• [Dataset extract]
- - -

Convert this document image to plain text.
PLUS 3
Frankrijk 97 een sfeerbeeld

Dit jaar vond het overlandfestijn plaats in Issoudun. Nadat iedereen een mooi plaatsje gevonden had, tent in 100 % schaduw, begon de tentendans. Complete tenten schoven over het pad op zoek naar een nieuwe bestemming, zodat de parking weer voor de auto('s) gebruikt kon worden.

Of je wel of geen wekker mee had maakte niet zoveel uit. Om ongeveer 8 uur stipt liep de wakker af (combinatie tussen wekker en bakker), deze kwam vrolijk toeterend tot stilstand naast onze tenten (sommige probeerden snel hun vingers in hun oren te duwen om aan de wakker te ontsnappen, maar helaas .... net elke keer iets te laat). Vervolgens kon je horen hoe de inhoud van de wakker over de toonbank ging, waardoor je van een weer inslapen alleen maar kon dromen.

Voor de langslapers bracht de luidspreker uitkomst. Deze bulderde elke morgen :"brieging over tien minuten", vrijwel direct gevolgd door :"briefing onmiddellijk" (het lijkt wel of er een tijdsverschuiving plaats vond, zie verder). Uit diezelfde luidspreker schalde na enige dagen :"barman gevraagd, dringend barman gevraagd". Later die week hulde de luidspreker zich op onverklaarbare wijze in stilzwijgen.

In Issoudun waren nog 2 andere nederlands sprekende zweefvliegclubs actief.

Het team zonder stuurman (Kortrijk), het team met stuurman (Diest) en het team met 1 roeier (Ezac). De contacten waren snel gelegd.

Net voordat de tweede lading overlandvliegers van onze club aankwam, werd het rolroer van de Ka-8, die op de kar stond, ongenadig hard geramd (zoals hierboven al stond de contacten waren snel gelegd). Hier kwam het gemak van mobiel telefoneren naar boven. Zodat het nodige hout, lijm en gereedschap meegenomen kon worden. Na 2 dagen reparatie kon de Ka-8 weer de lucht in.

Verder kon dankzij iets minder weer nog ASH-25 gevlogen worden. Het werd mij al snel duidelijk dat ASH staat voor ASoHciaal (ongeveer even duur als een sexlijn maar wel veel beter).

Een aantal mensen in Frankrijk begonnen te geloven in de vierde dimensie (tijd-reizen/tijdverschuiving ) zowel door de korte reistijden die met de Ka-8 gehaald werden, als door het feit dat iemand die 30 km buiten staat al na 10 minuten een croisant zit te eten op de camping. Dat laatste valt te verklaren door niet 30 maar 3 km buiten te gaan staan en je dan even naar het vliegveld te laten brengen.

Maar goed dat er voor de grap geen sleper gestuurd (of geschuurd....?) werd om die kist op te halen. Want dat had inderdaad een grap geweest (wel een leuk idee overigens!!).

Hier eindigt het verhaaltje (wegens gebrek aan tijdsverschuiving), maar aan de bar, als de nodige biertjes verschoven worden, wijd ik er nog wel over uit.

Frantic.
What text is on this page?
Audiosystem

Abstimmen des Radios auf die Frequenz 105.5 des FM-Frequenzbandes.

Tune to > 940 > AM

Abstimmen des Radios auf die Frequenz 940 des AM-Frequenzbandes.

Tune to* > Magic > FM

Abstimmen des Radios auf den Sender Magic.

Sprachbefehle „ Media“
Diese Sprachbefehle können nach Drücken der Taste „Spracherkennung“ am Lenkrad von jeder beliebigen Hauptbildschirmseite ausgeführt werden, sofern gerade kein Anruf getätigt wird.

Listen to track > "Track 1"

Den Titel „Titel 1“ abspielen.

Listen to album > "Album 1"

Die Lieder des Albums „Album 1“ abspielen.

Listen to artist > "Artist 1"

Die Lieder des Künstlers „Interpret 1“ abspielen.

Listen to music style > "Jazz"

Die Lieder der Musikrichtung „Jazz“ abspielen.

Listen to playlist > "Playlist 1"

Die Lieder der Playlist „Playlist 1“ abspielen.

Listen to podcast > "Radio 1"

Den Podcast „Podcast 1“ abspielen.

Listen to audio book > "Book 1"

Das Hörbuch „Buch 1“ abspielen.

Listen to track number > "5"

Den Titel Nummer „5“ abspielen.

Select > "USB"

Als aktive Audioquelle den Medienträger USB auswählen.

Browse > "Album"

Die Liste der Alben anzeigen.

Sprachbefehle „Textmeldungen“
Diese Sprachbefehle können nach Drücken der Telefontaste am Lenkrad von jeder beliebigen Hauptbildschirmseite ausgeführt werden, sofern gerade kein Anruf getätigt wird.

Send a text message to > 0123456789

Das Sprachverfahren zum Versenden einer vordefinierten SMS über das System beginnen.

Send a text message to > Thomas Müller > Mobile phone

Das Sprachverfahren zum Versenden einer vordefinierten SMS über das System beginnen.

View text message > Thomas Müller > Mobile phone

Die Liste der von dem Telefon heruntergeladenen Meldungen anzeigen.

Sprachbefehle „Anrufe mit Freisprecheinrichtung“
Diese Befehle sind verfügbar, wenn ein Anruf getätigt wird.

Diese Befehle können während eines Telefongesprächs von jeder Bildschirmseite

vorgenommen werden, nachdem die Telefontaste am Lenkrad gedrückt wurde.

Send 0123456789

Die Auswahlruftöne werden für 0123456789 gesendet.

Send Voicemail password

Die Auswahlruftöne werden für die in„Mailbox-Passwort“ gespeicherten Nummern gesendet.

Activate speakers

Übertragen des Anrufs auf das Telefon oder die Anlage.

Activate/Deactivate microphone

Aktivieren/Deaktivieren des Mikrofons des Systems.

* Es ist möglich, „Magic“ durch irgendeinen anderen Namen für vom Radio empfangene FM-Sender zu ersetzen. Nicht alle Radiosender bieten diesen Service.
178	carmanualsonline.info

- - -

• [Task directions] Give an exact repetition of all the material.

• [Response]
Convert this document image to plain text.
PLUS 3
Frankrijk 97 een sfeerbeeld

Dit jaar vond het overlandfestijn plaats in Issoudun. Nadat iedereen een mooi plaatsje gevonden had, tent in 100 % schaduw, begon de tentendans. Complete tenten schoven over het pad op zoek naar een nieuwe bestemming, zodat de parking weer voor de auto('s) gebruikt kon worden.

Of je wel of geen wekker mee had maakte niet zoveel uit. Om ongeveer 8 uur stipt liep de wakker af (combinatie tussen wekker en bakker), deze kwam vrolijk toeterend tot stilstand naast onze tenten (sommige probeerden snel hun vingers in hun oren te duwen om aan de wakker te ontsnappen, maar helaas .... net elke keer iets te laat). Vervolgens kon je horen hoe de inhoud van de wakker over de toonbank ging, waardoor je van een weer inslapen alleen maar kon dromen.

Voor de langslapers bracht de luidspreker uitkomst. Deze bulderde elke morgen :"brieging over tien minuten", vrijwel direct gevolgd door :"briefing onmiddellijk" (het lijkt wel of er een tijdsverschuiving plaats vond, zie verder). Uit diezelfde luidspreker schalde na enige dagen :"barman gevraagd, dringend barman gevraagd". Later die week hulde de luidspreker zich op onverklaarbare wijze in stilzwijgen.

In Issoudun waren nog 2 andere nederlands sprekende zweefvliegclubs actief.

Het team zonder stuurman (Kortrijk), het team met stuurman (Diest) en het team met 1 roeier (Ezac). De contacten waren snel gelegd.

Net voordat de tweede lading overlandvliegers van onze club aankwam, werd het rolroer van de Ka-8, die op de kar stond, ongenadig hard geramd (zoals hierboven al stond de contacten waren snel gelegd). Hier kwam het gemak van mobiel telefoneren naar boven. Zodat het nodige hout, lijm en gereedschap meegenomen kon worden. Na 2 dagen reparatie kon de Ka-8 weer de lucht in.

Verder kon dankzij iets minder weer nog ASH-25 gevlogen worden. Het werd mij al snel duidelijk dat ASH staat voor ASoHciaal (ongeveer even duur als een sexlijn maar wel veel beter).

Een aantal mensen in Frankrijk begonnen te geloven in de vierde dimensie (tijd-reizen/tijdverschuiving ) zowel door de korte reistijden die met de Ka-8 gehaald werden, als door het feit dat iemand die 30 km buiten staat al na 10 minuten een croisant zit te eten op de camping. Dat laatste valt te verklaren door niet 30 maar 3 km buiten te gaan staan en je dan even naar het vliegveld te laten brengen.

Maar goed dat er voor de grap geen sleper gestuurd (of geschuurd....?) werd om die kist op te halen. Want dat had inderdaad een grap geweest (wel een leuk idee overigens!!).

Hier eindigt het verhaaltje (wegens gebrek aan tijdsverschuiving), maar aan de bar, als de nodige biertjes verschoven worden, wijd ik er nog wel over uit.

Frantic.
What text is on this page?
Audiosystem

Abstimmen des Radios auf die Frequenz 105.5 des FM-Frequenzbandes.

Tune to > 940 > AM

Abstimmen des Radios auf die Frequenz 940 des AM-Frequenzbandes.

Tune to* > Magic > FM

Abstimmen des Radios auf den Sender Magic.

Sprachbefehle „ Media“
Diese Sprachbefehle können nach Drücken der Taste „Spracherkennung“ am Lenkrad von jeder beliebigen Hauptbildschirmseite ausgeführt werden, sofern gerade kein Anruf getätigt wird.

Listen to track > "Track 1"

Den Titel „Titel 1“ abspielen.

Listen to album > "Album 1"

Die Lieder des Albums „Album 1“ abspielen.

Listen to artist > "Artist 1"

Die Lieder des Künstlers „Interpret 1“ abspielen.

Listen to music style > "Jazz"

Die Lieder der Musikrichtung „Jazz“ abspielen.

Listen to playlist > "Playlist 1"

Die Lieder der Playlist „Playlist 1“ abspielen.

Listen to podcast > "Radio 1"

Den Podcast „Podcast 1“ abspielen.

Listen to audio book > "Book 1"

Das Hörbuch „Buch 1“ abspielen.

Listen to track number > "5"

Den Titel Nummer „5“ abspielen.

Select > "USB"

Als aktive Audioquelle den Medienträger USB auswählen.

Browse > "Album"

Die Liste der Alben anzeigen.

Sprachbefehle „Textmeldungen“
Diese Sprachbefehle können nach Drücken der Telefontaste am Lenkrad von jeder beliebigen Hauptbildschirmseite ausgeführt werden, sofern gerade kein Anruf getätigt wird.

Send a text message to > 0123456789

Das Sprachverfahren zum Versenden einer vordefinierten SMS über das System beginnen.

Send a text message to > Thomas Müller > Mobile phone

Das Sprachverfahren zum Versenden einer vordefinierten SMS über das System beginnen.

View text message > Thomas Müller > Mobile phone

Die Liste der von dem Telefon heruntergeladenen Meldungen anzeigen.

Sprachbefehle „Anrufe mit Freisprecheinrichtung“
Diese Befehle sind verfügbar, wenn ein Anruf getätigt wird.

Diese Befehle können während eines Telefongesprächs von jeder Bildschirmseite

vorgenommen werden, nachdem die Telefontaste am Lenkrad gedrückt wurde.

Send 0123456789

Die Auswahlruftöne werden für 0123456789 gesendet.

Send Voicemail password

Die Auswahlruftöne werden für die in„Mailbox-Passwort“ gespeicherten Nummern gesendet.

Activate speakers

Übertragen des Anrufs auf das Telefon oder die Anlage.

Activate/Deactivate microphone

Aktivieren/Deaktivieren des Mikrofons des Systems.

* Es ist möglich, „Magic“ durch irgendeinen anderen Namen für vom Radio empfangene FM-Sender zu ersetzen. Nicht alle Radiosender bieten diesen Service.
178	carmanualsonline.info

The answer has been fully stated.